» **WHAT YOU NEED TO DO**: Return the material word for word. Do not include pictures.

Dataset records:
----------------------------------------
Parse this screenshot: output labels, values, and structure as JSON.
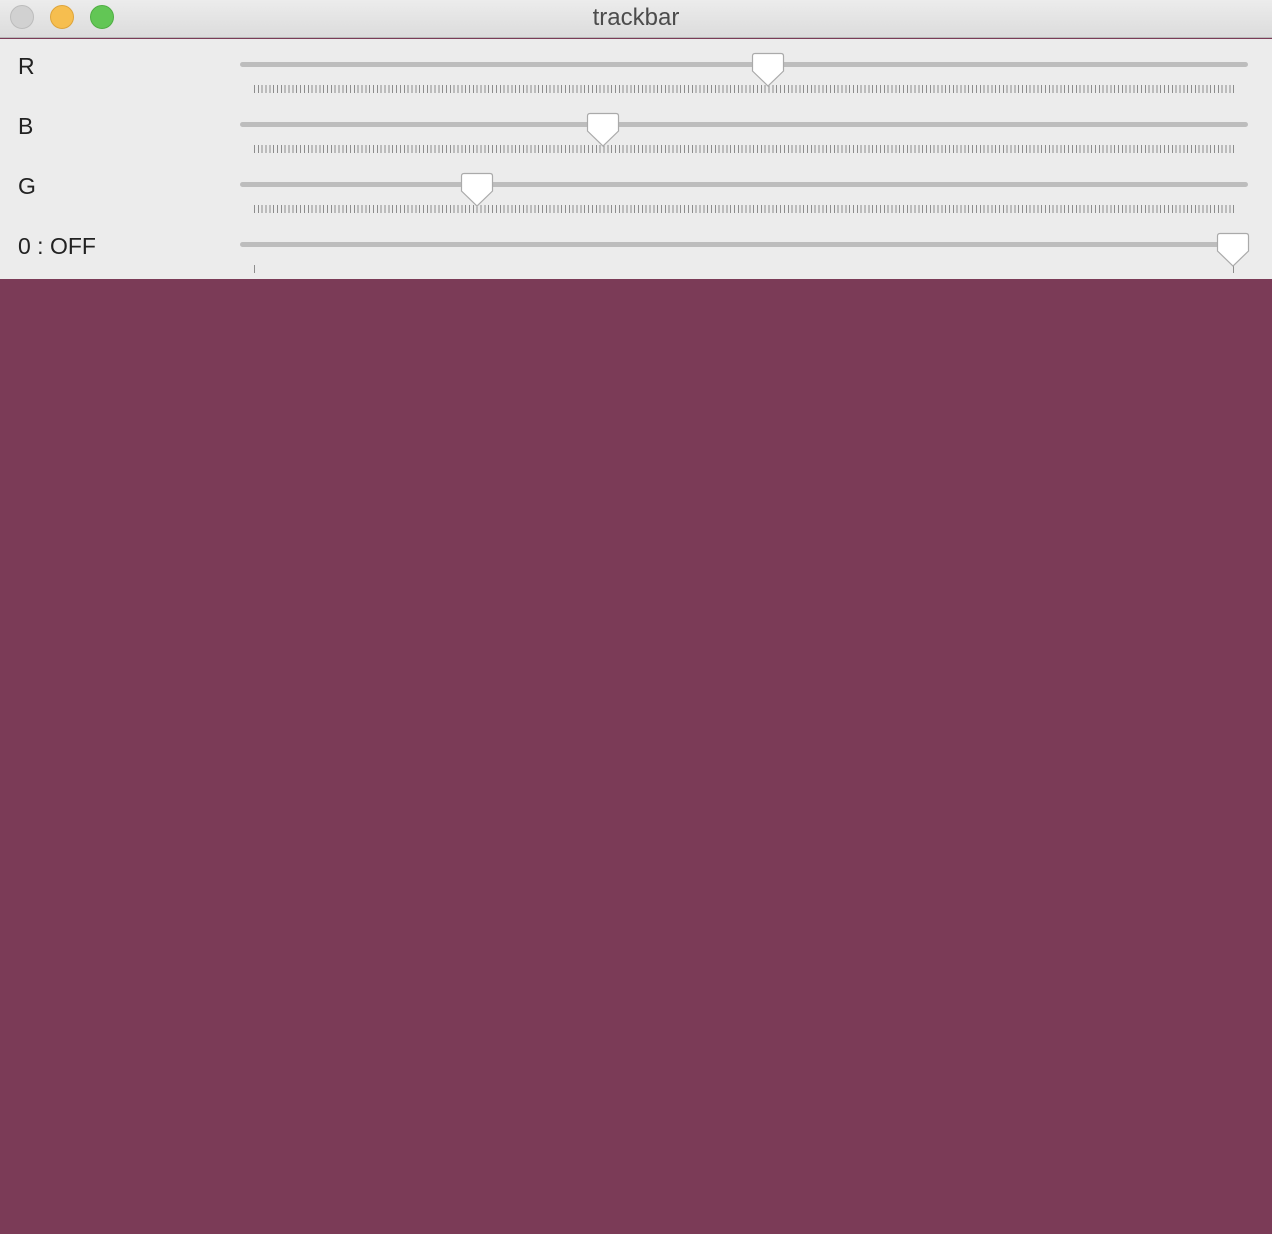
{
  "window": {
    "title": "trackbar"
  },
  "trackbars": [
    {
      "label": "R",
      "value": 134,
      "max": 255
    },
    {
      "label": "B",
      "value": 91,
      "max": 255
    },
    {
      "label": "G",
      "value": 58,
      "max": 255
    },
    {
      "label": "0 : OFF",
      "value": 1,
      "max": 1
    }
  ],
  "preview": {
    "color": "#7b3b57"
  }
}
----------------------------------------
» **SOLUTION**:
Parse this screenshot: output labels, values, and structure as JSON.
{
  "window": {
    "title": "trackbar"
  },
  "trackbars": [
    {
      "label": "R",
      "value": 134,
      "max": 255
    },
    {
      "label": "B",
      "value": 91,
      "max": 255
    },
    {
      "label": "G",
      "value": 58,
      "max": 255
    },
    {
      "label": "0 : OFF",
      "value": 1,
      "max": 1
    }
  ],
  "preview": {
    "color": "#7b3b57"
  }
}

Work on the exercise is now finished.